Extracted text:
__________________________________________________

And that's a wrap, folks! Kupokweh!
 
 
 
lash_laruelash_larue on November 24th, 2009 10:20 pm (UTC)
I'm not on twitter, for previously stated reasons.

But yeah, pay no mind to that eejit.

And the real problem is that it's not see-through enough. There, I said it. Please don't kill me, Kiwi's Mom, I meant it with the greatest of respect...
L
gerristgerrist on November 25th, 2009 01:08 am (UTC)
Lash, you are funny and I don't plan to kill you, ever. Kiwi is never a blabber mouth about people, BUT she shared tiny snippets about you with me. (I am not horrible at putting pieces together) Those snippets, along with meeting you in person and feeling very comfortable at my kitchen counter, AND seeing your hysterical comments over the years (some of which I get in ways Kiwi doesn't just cause I'm older), have created the context in which I SMILE whenever I read what you write. You have no harm in you. Everything you do seems to have the ulterior motive of supporting Kiwi in her creative self expression (which includes dressing up and stuff). This is a safe place. Kiwi is a safe place. As her Mom I admit to being proud of that safe quality in her, while I take no credit for it. She was safer than me and taught me to be a better person in many area : ). I imagine you already knew this was how I would feel, deep down, or you wouldn't have posted. Now you have concrete evidence. : ) Gerri / Mom/Mum
lash_laruelash_larue on November 25th, 2009 02:13 am (UTC)
Indeed I did feel that way, and I would gladly stand and burn before I harmed Kiwi in any sense at all.

I continue to marvel at you all, and I am so grateful to have Kiwi as a part of my life, she brings out good things in me.

I do hope to see you again someday, and thank you for your trust.
L
Kiwi Crocus: Jessica Capshaw || Butterfly glee!cranky__crocus on November 26th, 2009 01:56 pm (UTC)
We are equally grateful! And I'm sure you'll see us again. :)
Kiwi Crocus: Helka || Rainbow Look.cranky__crocus on November 26th, 2009 01:54 pm (UTC)
I understand Lash's comments perfectly well. :P I smile at the comments too. They make me laugh.

Awwr, Mum, you're the best. You should take credit for the safe quality! It's certainly not safer than yours - we're safe space together!

Thank you for the beautiful reply to Lash!
Kiwi Crocus: Mary McDonnell || Cleavage dig!cranky__crocus on November 26th, 2009 01:52 pm (UTC)
Laughs. I promise it was more see-through in person. Jojo and Pip admired it and told me I shouldn't have been surprised that I stretched it out more than previous friends; they added that I stretched it out more than most people. Laughs and shakes head.

__________________________________________________

Source excerpt:
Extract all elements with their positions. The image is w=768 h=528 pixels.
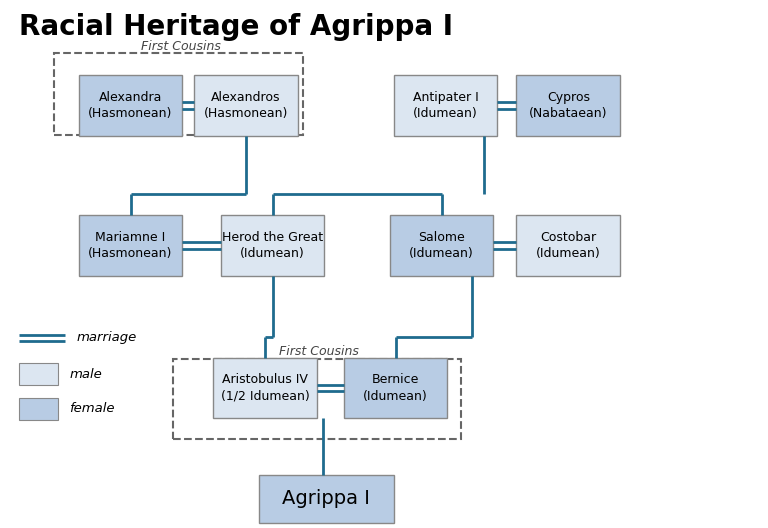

__________________________________________________

Work to complete: Copy the passage of the comment thread above word for word, from "I do hope to" up to and including "01:52 pm (UTC)".

Output of the exercise:
I do hope to see you again someday, and thank you for your trust.
L
Kiwi Crocus: Jessica Capshaw || Butterfly glee!cranky__crocus on November 26th, 2009 01:56 pm (UTC)
We are equally grateful! And I'm sure you'll see us again. :)
Kiwi Crocus: Helka || Rainbow Look.cranky__crocus on November 26th, 2009 01:54 pm (UTC)
I understand Lash's comments perfectly well. :P I smile at the comments too. They make me laugh.

Awwr, Mum, you're the best. You should take credit for the safe quality! It's certainly not safer than yours - we're safe space together!

Thank you for the beautiful reply to Lash!
Kiwi Crocus: Mary McDonnell || Cleavage dig!cranky__crocus on November 26th, 2009 01:52 pm (UTC)